Stated problem
Pictures do not belong in the copy, so please give every entry below again exactly.

----

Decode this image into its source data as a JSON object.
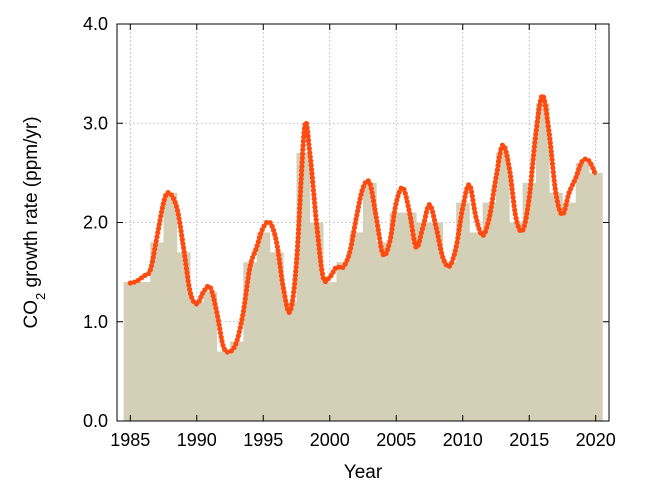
{
  "chart_data": {
    "type": "bar",
    "xlabel": "Year",
    "ylabel": {
      "main": "CO",
      "sub": "2",
      "rest": " growth rate (ppm/yr)"
    },
    "xlim": [
      1984,
      2021
    ],
    "ylim": [
      0,
      4
    ],
    "xticks": [
      1985,
      1990,
      1995,
      2000,
      2005,
      2010,
      2015,
      2020
    ],
    "yticks": [
      "0.0",
      "1.0",
      "2.0",
      "3.0",
      "4.0"
    ],
    "grid": true,
    "colors": {
      "bars": "#d4d0b8",
      "line": "#ff4a10",
      "grid": "#aaaaaa"
    },
    "series": [
      {
        "type": "bar",
        "x": [
          1985,
          1986,
          1987,
          1988,
          1989,
          1990,
          1991,
          1992,
          1993,
          1994,
          1995,
          1996,
          1997,
          1998,
          1999,
          2000,
          2001,
          2002,
          2003,
          2004,
          2005,
          2006,
          2007,
          2008,
          2009,
          2010,
          2011,
          2012,
          2013,
          2014,
          2015,
          2016,
          2017,
          2018,
          2019,
          2020
        ],
        "values": [
          1.4,
          1.4,
          1.8,
          2.3,
          1.7,
          1.2,
          1.3,
          0.7,
          0.8,
          1.6,
          1.9,
          1.7,
          1.2,
          2.7,
          2.0,
          1.4,
          1.6,
          1.9,
          2.4,
          1.8,
          2.1,
          2.1,
          2.0,
          2.0,
          1.6,
          2.2,
          1.9,
          2.2,
          2.7,
          2.0,
          2.4,
          3.2,
          2.3,
          2.2,
          2.6,
          2.5
        ]
      },
      {
        "type": "line",
        "x": [
          1985.0,
          1985.5,
          1986.0,
          1986.5,
          1987.0,
          1987.5,
          1987.9,
          1988.5,
          1989.0,
          1989.5,
          1990.0,
          1990.5,
          1991.0,
          1991.5,
          1992.0,
          1992.5,
          1993.0,
          1993.5,
          1994.0,
          1994.5,
          1995.0,
          1995.5,
          1996.0,
          1996.5,
          1997.0,
          1997.5,
          1998.1,
          1998.5,
          1999.0,
          1999.5,
          2000.0,
          2000.5,
          2001.0,
          2001.5,
          2002.0,
          2002.5,
          2003.0,
          2003.5,
          2004.0,
          2004.5,
          2005.0,
          2005.5,
          2006.0,
          2006.5,
          2007.0,
          2007.5,
          2008.0,
          2008.5,
          2009.0,
          2009.5,
          2010.0,
          2010.5,
          2011.0,
          2011.5,
          2012.0,
          2012.5,
          2013.0,
          2013.5,
          2014.0,
          2014.5,
          2015.0,
          2015.5,
          2016.0,
          2016.5,
          2017.0,
          2017.5,
          2018.0,
          2018.5,
          2019.0,
          2019.5,
          2020.0
        ],
        "values": [
          1.39,
          1.41,
          1.46,
          1.52,
          1.85,
          2.2,
          2.3,
          2.15,
          1.75,
          1.3,
          1.18,
          1.3,
          1.35,
          1.1,
          0.75,
          0.7,
          0.8,
          1.1,
          1.55,
          1.75,
          1.95,
          2.0,
          1.8,
          1.35,
          1.1,
          1.6,
          2.95,
          2.7,
          2.0,
          1.45,
          1.45,
          1.55,
          1.55,
          1.7,
          2.05,
          2.35,
          2.4,
          2.05,
          1.68,
          1.8,
          2.2,
          2.35,
          2.1,
          1.75,
          1.95,
          2.18,
          1.95,
          1.65,
          1.56,
          1.75,
          2.15,
          2.38,
          2.05,
          1.87,
          2.05,
          2.45,
          2.78,
          2.55,
          2.05,
          1.92,
          2.25,
          2.9,
          3.28,
          2.9,
          2.3,
          2.08,
          2.3,
          2.45,
          2.62,
          2.62,
          2.48
        ]
      }
    ]
  }
}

----

Solution to this exercise
Decode this image into its source data as a JSON object.
{
  "chart_data": {
    "type": "bar",
    "xlabel": "Year",
    "ylabel": {
      "main": "CO",
      "sub": "2",
      "rest": " growth rate (ppm/yr)"
    },
    "xlim": [
      1984,
      2021
    ],
    "ylim": [
      0,
      4
    ],
    "xticks": [
      1985,
      1990,
      1995,
      2000,
      2005,
      2010,
      2015,
      2020
    ],
    "yticks": [
      "0.0",
      "1.0",
      "2.0",
      "3.0",
      "4.0"
    ],
    "grid": true,
    "colors": {
      "bars": "#d4d0b8",
      "line": "#ff4a10",
      "grid": "#aaaaaa"
    },
    "series": [
      {
        "type": "bar",
        "x": [
          1985,
          1986,
          1987,
          1988,
          1989,
          1990,
          1991,
          1992,
          1993,
          1994,
          1995,
          1996,
          1997,
          1998,
          1999,
          2000,
          2001,
          2002,
          2003,
          2004,
          2005,
          2006,
          2007,
          2008,
          2009,
          2010,
          2011,
          2012,
          2013,
          2014,
          2015,
          2016,
          2017,
          2018,
          2019,
          2020
        ],
        "values": [
          1.4,
          1.4,
          1.8,
          2.3,
          1.7,
          1.2,
          1.3,
          0.7,
          0.8,
          1.6,
          1.9,
          1.7,
          1.2,
          2.7,
          2.0,
          1.4,
          1.6,
          1.9,
          2.4,
          1.8,
          2.1,
          2.1,
          2.0,
          2.0,
          1.6,
          2.2,
          1.9,
          2.2,
          2.7,
          2.0,
          2.4,
          3.2,
          2.3,
          2.2,
          2.6,
          2.5
        ]
      },
      {
        "type": "line",
        "x": [
          1985.0,
          1985.5,
          1986.0,
          1986.5,
          1987.0,
          1987.5,
          1987.9,
          1988.5,
          1989.0,
          1989.5,
          1990.0,
          1990.5,
          1991.0,
          1991.5,
          1992.0,
          1992.5,
          1993.0,
          1993.5,
          1994.0,
          1994.5,
          1995.0,
          1995.5,
          1996.0,
          1996.5,
          1997.0,
          1997.5,
          1998.1,
          1998.5,
          1999.0,
          1999.5,
          2000.0,
          2000.5,
          2001.0,
          2001.5,
          2002.0,
          2002.5,
          2003.0,
          2003.5,
          2004.0,
          2004.5,
          2005.0,
          2005.5,
          2006.0,
          2006.5,
          2007.0,
          2007.5,
          2008.0,
          2008.5,
          2009.0,
          2009.5,
          2010.0,
          2010.5,
          2011.0,
          2011.5,
          2012.0,
          2012.5,
          2013.0,
          2013.5,
          2014.0,
          2014.5,
          2015.0,
          2015.5,
          2016.0,
          2016.5,
          2017.0,
          2017.5,
          2018.0,
          2018.5,
          2019.0,
          2019.5,
          2020.0
        ],
        "values": [
          1.39,
          1.41,
          1.46,
          1.52,
          1.85,
          2.2,
          2.3,
          2.15,
          1.75,
          1.3,
          1.18,
          1.3,
          1.35,
          1.1,
          0.75,
          0.7,
          0.8,
          1.1,
          1.55,
          1.75,
          1.95,
          2.0,
          1.8,
          1.35,
          1.1,
          1.6,
          2.95,
          2.7,
          2.0,
          1.45,
          1.45,
          1.55,
          1.55,
          1.7,
          2.05,
          2.35,
          2.4,
          2.05,
          1.68,
          1.8,
          2.2,
          2.35,
          2.1,
          1.75,
          1.95,
          2.18,
          1.95,
          1.65,
          1.56,
          1.75,
          2.15,
          2.38,
          2.05,
          1.87,
          2.05,
          2.45,
          2.78,
          2.55,
          2.05,
          1.92,
          2.25,
          2.9,
          3.28,
          2.9,
          2.3,
          2.08,
          2.3,
          2.45,
          2.62,
          2.62,
          2.48
        ]
      }
    ]
  }
}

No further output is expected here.